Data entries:

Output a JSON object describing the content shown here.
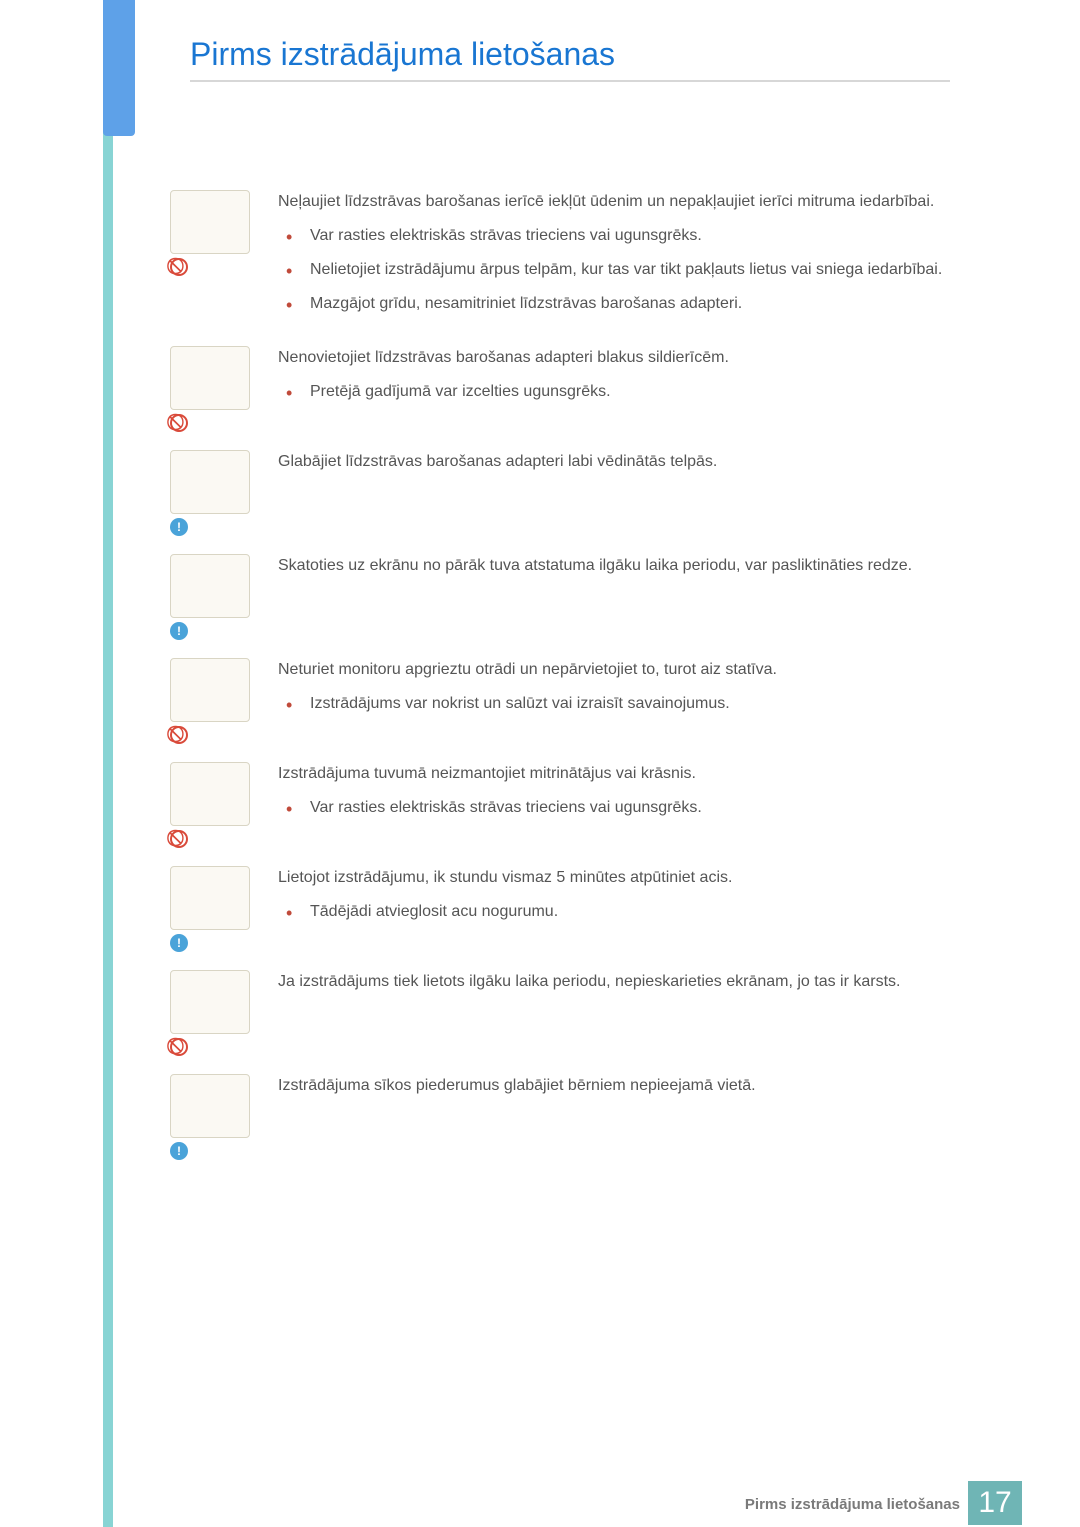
{
  "page": {
    "title": "Pirms izstrādājuma lietošanas",
    "accent_teal": "#88d4d4",
    "accent_blue": "#5ea1e8",
    "title_color": "#1976d2",
    "bullet_color": "#c04a3a",
    "body_color": "#555555",
    "footer_label": "Pirms izstrādājuma lietošanas",
    "page_number": "17",
    "page_number_bg": "#6fb5b5"
  },
  "sections": [
    {
      "badge": "prohibit",
      "lead": "Neļaujiet līdzstrāvas barošanas ierīcē iekļūt ūdenim un nepakļaujiet ierīci mitruma iedarbībai.",
      "bullets": [
        "Var rasties elektriskās strāvas trieciens vai ugunsgrēks.",
        "Nelietojiet izstrādājumu ārpus telpām, kur tas var tikt pakļauts lietus vai sniega iedarbībai.",
        "Mazgājot grīdu, nesamitriniet līdzstrāvas barošanas adapteri."
      ]
    },
    {
      "badge": "prohibit",
      "lead": "Nenovietojiet līdzstrāvas barošanas adapteri blakus sildierīcēm.",
      "bullets": [
        "Pretējā gadījumā var izcelties ugunsgrēks."
      ]
    },
    {
      "badge": "info",
      "lead": "Glabājiet līdzstrāvas barošanas adapteri labi vēdinātās telpās.",
      "bullets": []
    },
    {
      "badge": "info",
      "lead": "Skatoties uz ekrānu no pārāk tuva atstatuma ilgāku laika periodu, var pasliktināties redze.",
      "bullets": []
    },
    {
      "badge": "prohibit",
      "lead": "Neturiet monitoru apgrieztu otrādi un nepārvietojiet to, turot aiz statīva.",
      "bullets": [
        "Izstrādājums var nokrist un salūzt vai izraisīt savainojumus."
      ]
    },
    {
      "badge": "prohibit",
      "lead": "Izstrādājuma tuvumā neizmantojiet mitrinātājus vai krāsnis.",
      "bullets": [
        "Var rasties elektriskās strāvas trieciens vai ugunsgrēks."
      ]
    },
    {
      "badge": "info",
      "lead": "Lietojot izstrādājumu, ik stundu vismaz 5 minūtes atpūtiniet acis.",
      "bullets": [
        "Tādējādi atvieglosit acu nogurumu."
      ]
    },
    {
      "badge": "prohibit",
      "lead": "Ja izstrādājums tiek lietots ilgāku laika periodu, nepieskarieties ekrānam, jo tas ir karsts.",
      "bullets": []
    },
    {
      "badge": "info",
      "lead": "Izstrādājuma sīkos piederumus glabājiet bērniem nepieejamā vietā.",
      "bullets": []
    }
  ]
}
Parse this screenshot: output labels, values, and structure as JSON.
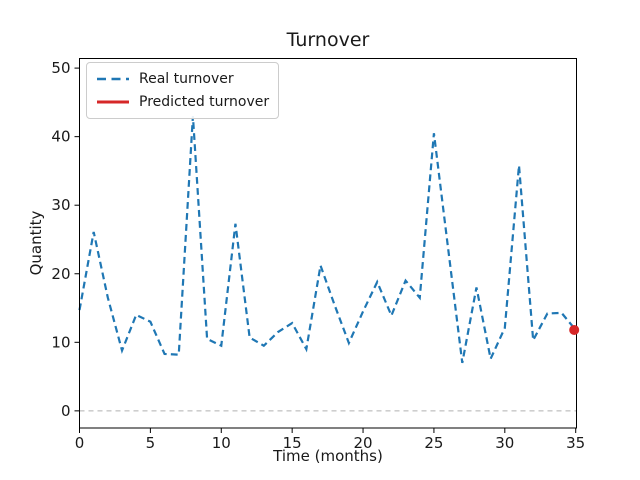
{
  "figure": {
    "background": "#ffffff"
  },
  "chart_data": {
    "type": "line",
    "title": "Turnover",
    "xlabel": "Time (months)",
    "ylabel": "Quantity",
    "x_ticks": [
      0,
      5,
      10,
      15,
      20,
      25,
      30,
      35
    ],
    "y_ticks": [
      0,
      10,
      20,
      30,
      40,
      50
    ],
    "xlim": [
      0,
      35
    ],
    "ylim": [
      -2.5,
      51.4
    ],
    "grid": false,
    "legend_position": "upper-left",
    "zero_line": {
      "y": 0,
      "color": "#b0b0b0",
      "style": "dashed"
    },
    "series": [
      {
        "name": "Real turnover",
        "color": "#1f77b4",
        "style": "dashed",
        "x": [
          0,
          1,
          2,
          3,
          4,
          5,
          6,
          7,
          8,
          9,
          10,
          11,
          12,
          13,
          14,
          15,
          16,
          17,
          18,
          19,
          20,
          21,
          22,
          23,
          24,
          25,
          26,
          27,
          28,
          29,
          30,
          31,
          32,
          33,
          34,
          35
        ],
        "values": [
          14.7,
          26.1,
          16.5,
          8.8,
          14.0,
          13.0,
          8.3,
          8.2,
          43.0,
          10.5,
          9.5,
          27.3,
          10.7,
          9.5,
          11.5,
          12.8,
          9.0,
          21.2,
          15.4,
          9.9,
          14.5,
          18.8,
          13.9,
          19.0,
          16.5,
          40.5,
          23.7,
          7.0,
          18.0,
          7.6,
          12.1,
          35.8,
          10.3,
          14.2,
          14.3,
          11.8
        ]
      },
      {
        "name": "Predicted turnover",
        "color": "#d62728",
        "style": "point",
        "x": [
          35
        ],
        "values": [
          11.8
        ]
      }
    ]
  }
}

● **DIRECTIONS**: Each line that holds the word "JSON" is to be copied.

● **EXERCISE SOLUTION**:
Output a JSON object describing the content shown here.
Parse this screenshot: output labels, values, and structure as JSON.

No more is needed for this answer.